*Given task*. Find every line with the word "name". Copy those lines.

*Extracted information*.
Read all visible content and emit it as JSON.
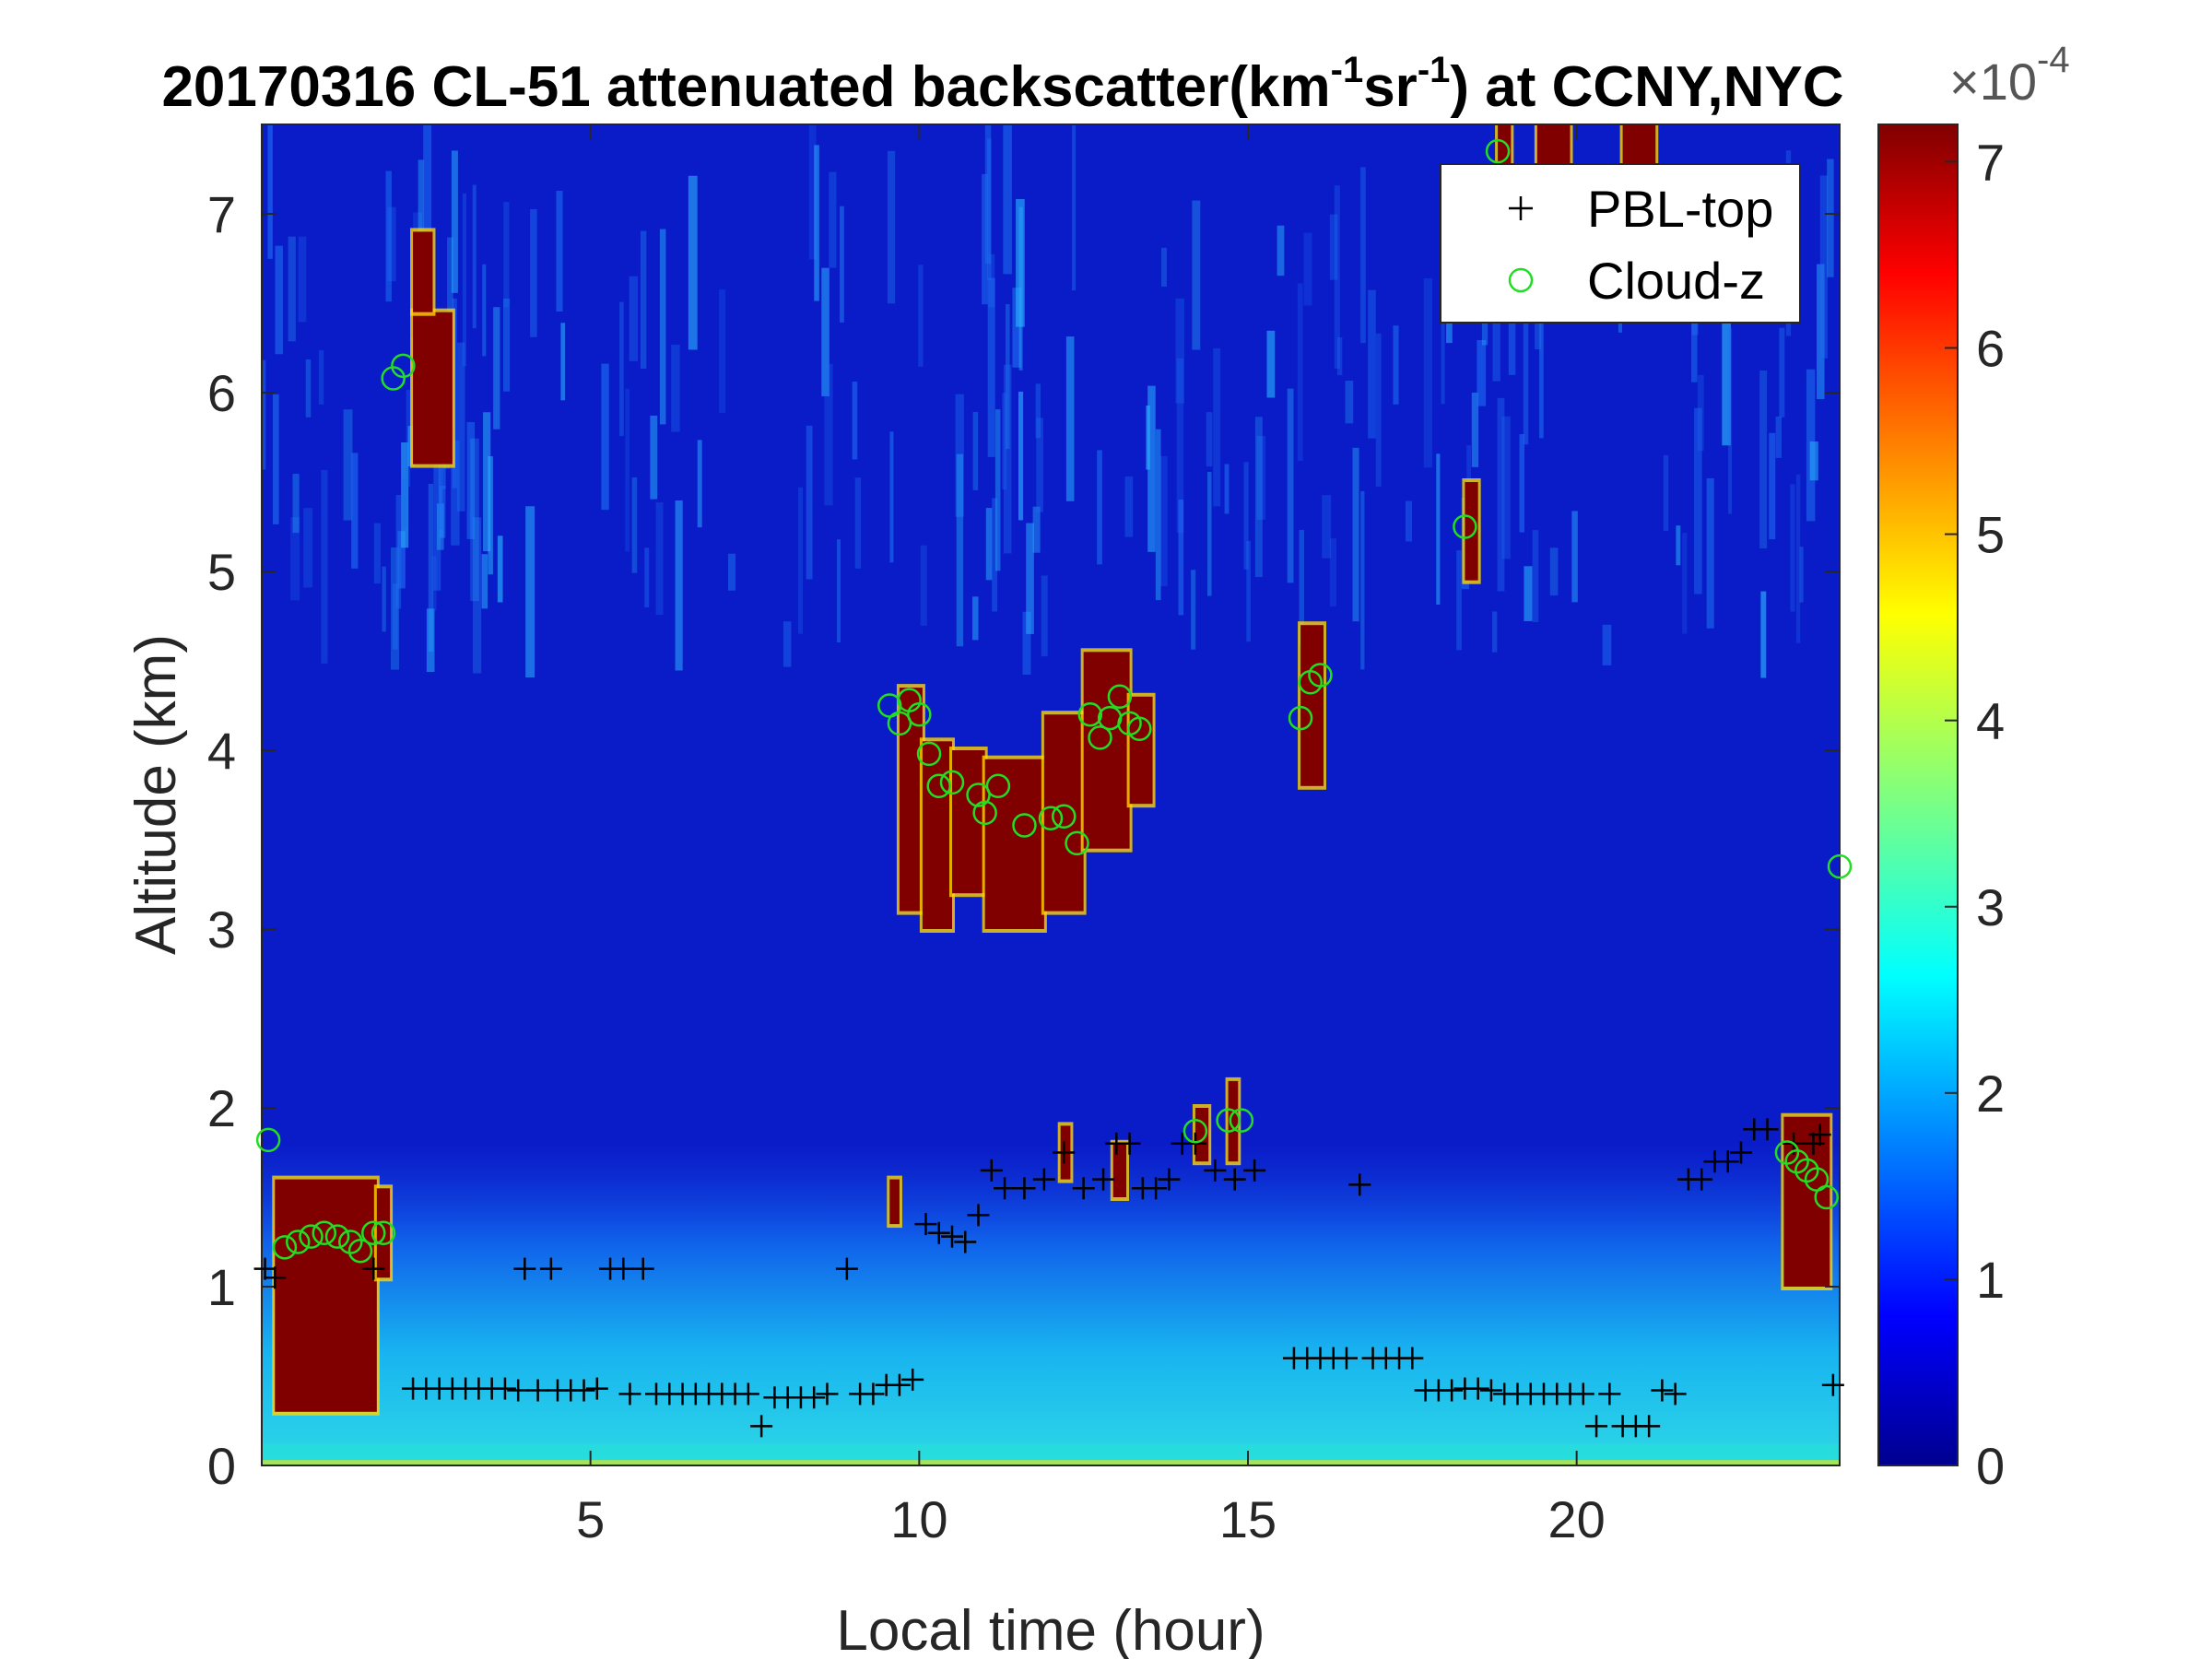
{
  "chart_data": {
    "type": "heatmap",
    "title": {
      "prefix": "20170316  CL-51 attenuated backscatter(km",
      "sup1": "-1",
      "mid": "sr",
      "sup2": "-1",
      "suffix": ") at CCNY,NYC"
    },
    "xlabel": "Local time (hour)",
    "ylabel": "Altitude (km)",
    "xlim": [
      0,
      24
    ],
    "ylim": [
      0,
      7.5
    ],
    "xticks": [
      5,
      10,
      15,
      20
    ],
    "yticks": [
      0,
      1,
      2,
      3,
      4,
      5,
      6,
      7
    ],
    "colorbar": {
      "colormap": "jet",
      "ticks": [
        0,
        1,
        2,
        3,
        4,
        5,
        6,
        7
      ],
      "limits": [
        0,
        7.2
      ],
      "exponent_base": "×10",
      "exponent": "-4"
    },
    "legend": {
      "placement": "top-right",
      "entries": [
        {
          "name": "PBL-top",
          "marker": "plus",
          "color": "#000000"
        },
        {
          "name": "Cloud-z",
          "marker": "circle",
          "color": "#22dd22"
        }
      ]
    },
    "series": [
      {
        "name": "PBL-top",
        "x": [
          0.05,
          0.2,
          1.7,
          2.3,
          2.5,
          2.7,
          2.9,
          3.1,
          3.3,
          3.5,
          3.7,
          3.9,
          4.0,
          4.2,
          4.4,
          4.5,
          4.7,
          4.9,
          5.1,
          5.3,
          5.5,
          5.6,
          5.8,
          6.0,
          6.2,
          6.4,
          6.6,
          6.8,
          7.0,
          7.2,
          7.4,
          7.6,
          7.8,
          8.0,
          8.2,
          8.4,
          8.6,
          8.9,
          9.1,
          9.3,
          9.5,
          9.7,
          9.9,
          10.1,
          10.3,
          10.5,
          10.7,
          10.9,
          11.1,
          11.3,
          11.6,
          11.9,
          12.2,
          12.5,
          12.8,
          13.0,
          13.2,
          13.4,
          13.6,
          13.8,
          14.0,
          14.2,
          14.5,
          14.8,
          15.1,
          15.7,
          15.9,
          16.1,
          16.3,
          16.5,
          16.7,
          16.9,
          17.1,
          17.3,
          17.5,
          17.7,
          17.9,
          18.1,
          18.3,
          18.5,
          18.7,
          18.9,
          19.1,
          19.3,
          19.5,
          19.7,
          19.9,
          20.1,
          20.3,
          20.5,
          20.7,
          20.9,
          21.1,
          21.3,
          21.5,
          21.7,
          21.9,
          22.1,
          22.3,
          22.5,
          22.7,
          22.9,
          23.3,
          23.6,
          23.7,
          23.9
        ],
        "y": [
          1.1,
          1.05,
          1.1,
          0.43,
          0.43,
          0.43,
          0.43,
          0.43,
          0.43,
          0.43,
          0.43,
          0.42,
          1.1,
          0.42,
          1.1,
          0.42,
          0.42,
          0.42,
          0.43,
          1.1,
          1.1,
          0.4,
          1.1,
          0.4,
          0.4,
          0.4,
          0.4,
          0.4,
          0.4,
          0.4,
          0.4,
          0.22,
          0.38,
          0.38,
          0.38,
          0.38,
          0.4,
          1.1,
          0.4,
          0.4,
          0.45,
          0.45,
          0.48,
          1.35,
          1.3,
          1.28,
          1.25,
          1.4,
          1.65,
          1.55,
          1.55,
          1.6,
          1.75,
          1.55,
          1.6,
          1.8,
          1.8,
          1.55,
          1.55,
          1.6,
          1.8,
          1.8,
          1.65,
          1.6,
          1.65,
          0.6,
          0.6,
          0.6,
          0.6,
          0.6,
          1.57,
          0.6,
          0.6,
          0.6,
          0.6,
          0.42,
          0.42,
          0.42,
          0.43,
          0.43,
          0.42,
          0.4,
          0.4,
          0.4,
          0.4,
          0.4,
          0.4,
          0.4,
          0.22,
          0.4,
          0.22,
          0.22,
          0.22,
          0.42,
          0.4,
          1.6,
          1.6,
          1.7,
          1.7,
          1.75,
          1.88,
          1.88,
          1.8,
          1.8,
          1.85,
          0.45
        ]
      },
      {
        "name": "Cloud-z",
        "x": [
          0.1,
          0.35,
          0.55,
          0.75,
          0.95,
          1.15,
          1.35,
          1.5,
          1.7,
          1.85,
          2.0,
          2.15,
          9.55,
          9.7,
          9.85,
          10.0,
          10.15,
          10.3,
          10.5,
          10.9,
          11.0,
          11.2,
          11.6,
          12.0,
          12.2,
          12.4,
          12.6,
          12.75,
          12.9,
          13.05,
          13.2,
          13.35,
          14.2,
          14.7,
          14.9,
          15.8,
          15.95,
          16.1,
          18.3,
          18.8,
          23.2,
          23.35,
          23.5,
          23.65,
          23.8,
          24.0
        ],
        "y": [
          1.82,
          1.22,
          1.25,
          1.28,
          1.3,
          1.28,
          1.25,
          1.2,
          1.3,
          1.3,
          6.08,
          6.15,
          4.25,
          4.15,
          4.28,
          4.2,
          3.98,
          3.8,
          3.82,
          3.75,
          3.65,
          3.8,
          3.58,
          3.62,
          3.63,
          3.48,
          4.2,
          4.07,
          4.18,
          4.3,
          4.15,
          4.12,
          1.87,
          1.93,
          1.93,
          4.18,
          4.38,
          4.42,
          5.25,
          7.35,
          1.75,
          1.7,
          1.65,
          1.6,
          1.5,
          3.35
        ]
      }
    ]
  }
}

*Task output*.
          "name": "PBL-top",
          "name": "Cloud-z",
        "name": "PBL-top",
        "name": "Cloud-z",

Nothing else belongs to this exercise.